### Entries
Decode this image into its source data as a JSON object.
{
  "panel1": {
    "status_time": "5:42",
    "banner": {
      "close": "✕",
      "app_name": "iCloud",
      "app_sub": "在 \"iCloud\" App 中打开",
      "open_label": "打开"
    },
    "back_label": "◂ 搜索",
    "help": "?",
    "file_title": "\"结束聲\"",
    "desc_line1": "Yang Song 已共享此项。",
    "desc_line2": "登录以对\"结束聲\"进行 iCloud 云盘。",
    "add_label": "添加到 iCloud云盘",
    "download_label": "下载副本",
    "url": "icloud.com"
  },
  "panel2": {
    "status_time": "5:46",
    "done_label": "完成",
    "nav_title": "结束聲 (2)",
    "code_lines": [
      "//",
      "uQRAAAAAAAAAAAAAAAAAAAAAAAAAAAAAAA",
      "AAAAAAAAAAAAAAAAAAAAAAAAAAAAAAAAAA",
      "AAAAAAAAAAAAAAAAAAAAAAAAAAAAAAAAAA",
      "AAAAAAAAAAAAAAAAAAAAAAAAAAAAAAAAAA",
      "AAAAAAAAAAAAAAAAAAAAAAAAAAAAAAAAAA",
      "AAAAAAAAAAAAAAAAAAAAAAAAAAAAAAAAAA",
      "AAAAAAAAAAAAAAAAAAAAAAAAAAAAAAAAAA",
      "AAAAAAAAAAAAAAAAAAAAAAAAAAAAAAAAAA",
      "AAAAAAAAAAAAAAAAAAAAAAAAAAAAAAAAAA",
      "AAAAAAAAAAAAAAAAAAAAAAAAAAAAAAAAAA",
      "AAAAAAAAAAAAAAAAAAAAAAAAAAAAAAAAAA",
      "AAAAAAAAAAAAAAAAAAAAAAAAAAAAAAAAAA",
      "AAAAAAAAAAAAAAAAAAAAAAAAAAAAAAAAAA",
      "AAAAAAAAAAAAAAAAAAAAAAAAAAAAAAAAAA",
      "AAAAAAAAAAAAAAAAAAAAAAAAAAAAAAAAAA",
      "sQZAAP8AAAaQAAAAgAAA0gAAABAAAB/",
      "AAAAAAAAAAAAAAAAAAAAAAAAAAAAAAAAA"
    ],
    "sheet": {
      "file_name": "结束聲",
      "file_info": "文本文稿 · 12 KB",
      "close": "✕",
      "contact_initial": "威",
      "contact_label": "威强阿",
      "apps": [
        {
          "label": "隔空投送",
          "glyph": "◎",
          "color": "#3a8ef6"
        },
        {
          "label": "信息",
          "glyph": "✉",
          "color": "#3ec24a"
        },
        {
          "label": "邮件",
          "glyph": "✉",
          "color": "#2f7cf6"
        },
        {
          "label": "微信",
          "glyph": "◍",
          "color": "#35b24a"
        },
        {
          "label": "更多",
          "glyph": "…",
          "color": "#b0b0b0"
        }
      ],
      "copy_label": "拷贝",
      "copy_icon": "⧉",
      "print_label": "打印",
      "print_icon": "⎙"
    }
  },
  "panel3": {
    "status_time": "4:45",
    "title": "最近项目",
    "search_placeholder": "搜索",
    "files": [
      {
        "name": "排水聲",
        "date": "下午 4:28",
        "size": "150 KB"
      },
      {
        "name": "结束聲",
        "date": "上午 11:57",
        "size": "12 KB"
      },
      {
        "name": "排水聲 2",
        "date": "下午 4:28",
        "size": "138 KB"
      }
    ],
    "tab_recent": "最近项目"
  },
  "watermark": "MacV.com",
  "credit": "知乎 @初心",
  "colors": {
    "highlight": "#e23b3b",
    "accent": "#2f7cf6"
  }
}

### Prompt
Restate each record word for word.

### Response for this exercise
Decode this image into its source data as a JSON object.
{
  "panel1": {
    "status_time": "5:42",
    "banner": {
      "close": "✕",
      "app_name": "iCloud",
      "app_sub": "在 \"iCloud\" App 中打开",
      "open_label": "打开"
    },
    "back_label": "◂ 搜索",
    "help": "?",
    "file_title": "\"结束聲\"",
    "desc_line1": "Yang Song 已共享此项。",
    "desc_line2": "登录以对\"结束聲\"进行 iCloud 云盘。",
    "add_label": "添加到 iCloud云盘",
    "download_label": "下载副本",
    "url": "icloud.com"
  },
  "panel2": {
    "status_time": "5:46",
    "done_label": "完成",
    "nav_title": "结束聲 (2)",
    "code_lines": [
      "//",
      "uQRAAAAAAAAAAAAAAAAAAAAAAAAAAAAAAA",
      "AAAAAAAAAAAAAAAAAAAAAAAAAAAAAAAAAA",
      "AAAAAAAAAAAAAAAAAAAAAAAAAAAAAAAAAA",
      "AAAAAAAAAAAAAAAAAAAAAAAAAAAAAAAAAA",
      "AAAAAAAAAAAAAAAAAAAAAAAAAAAAAAAAAA",
      "AAAAAAAAAAAAAAAAAAAAAAAAAAAAAAAAAA",
      "AAAAAAAAAAAAAAAAAAAAAAAAAAAAAAAAAA",
      "AAAAAAAAAAAAAAAAAAAAAAAAAAAAAAAAAA",
      "AAAAAAAAAAAAAAAAAAAAAAAAAAAAAAAAAA",
      "AAAAAAAAAAAAAAAAAAAAAAAAAAAAAAAAAA",
      "AAAAAAAAAAAAAAAAAAAAAAAAAAAAAAAAAA",
      "AAAAAAAAAAAAAAAAAAAAAAAAAAAAAAAAAA",
      "AAAAAAAAAAAAAAAAAAAAAAAAAAAAAAAAAA",
      "AAAAAAAAAAAAAAAAAAAAAAAAAAAAAAAAAA",
      "AAAAAAAAAAAAAAAAAAAAAAAAAAAAAAAAAA",
      "sQZAAP8AAAaQAAAAgAAA0gAAABAAAB/",
      "AAAAAAAAAAAAAAAAAAAAAAAAAAAAAAAAA"
    ],
    "sheet": {
      "file_name": "结束聲",
      "file_info": "文本文稿 · 12 KB",
      "close": "✕",
      "contact_initial": "威",
      "contact_label": "威强阿",
      "apps": [
        {
          "label": "隔空投送",
          "glyph": "◎",
          "color": "#3a8ef6"
        },
        {
          "label": "信息",
          "glyph": "✉",
          "color": "#3ec24a"
        },
        {
          "label": "邮件",
          "glyph": "✉",
          "color": "#2f7cf6"
        },
        {
          "label": "微信",
          "glyph": "◍",
          "color": "#35b24a"
        },
        {
          "label": "更多",
          "glyph": "…",
          "color": "#b0b0b0"
        }
      ],
      "copy_label": "拷贝",
      "copy_icon": "⧉",
      "print_label": "打印",
      "print_icon": "⎙"
    }
  },
  "panel3": {
    "status_time": "4:45",
    "title": "最近项目",
    "search_placeholder": "搜索",
    "files": [
      {
        "name": "排水聲",
        "date": "下午 4:28",
        "size": "150 KB"
      },
      {
        "name": "结束聲",
        "date": "上午 11:57",
        "size": "12 KB"
      },
      {
        "name": "排水聲 2",
        "date": "下午 4:28",
        "size": "138 KB"
      }
    ],
    "tab_recent": "最近项目"
  },
  "watermark": "MacV.com",
  "credit": "知乎 @初心",
  "colors": {
    "highlight": "#e23b3b",
    "accent": "#2f7cf6"
  }
}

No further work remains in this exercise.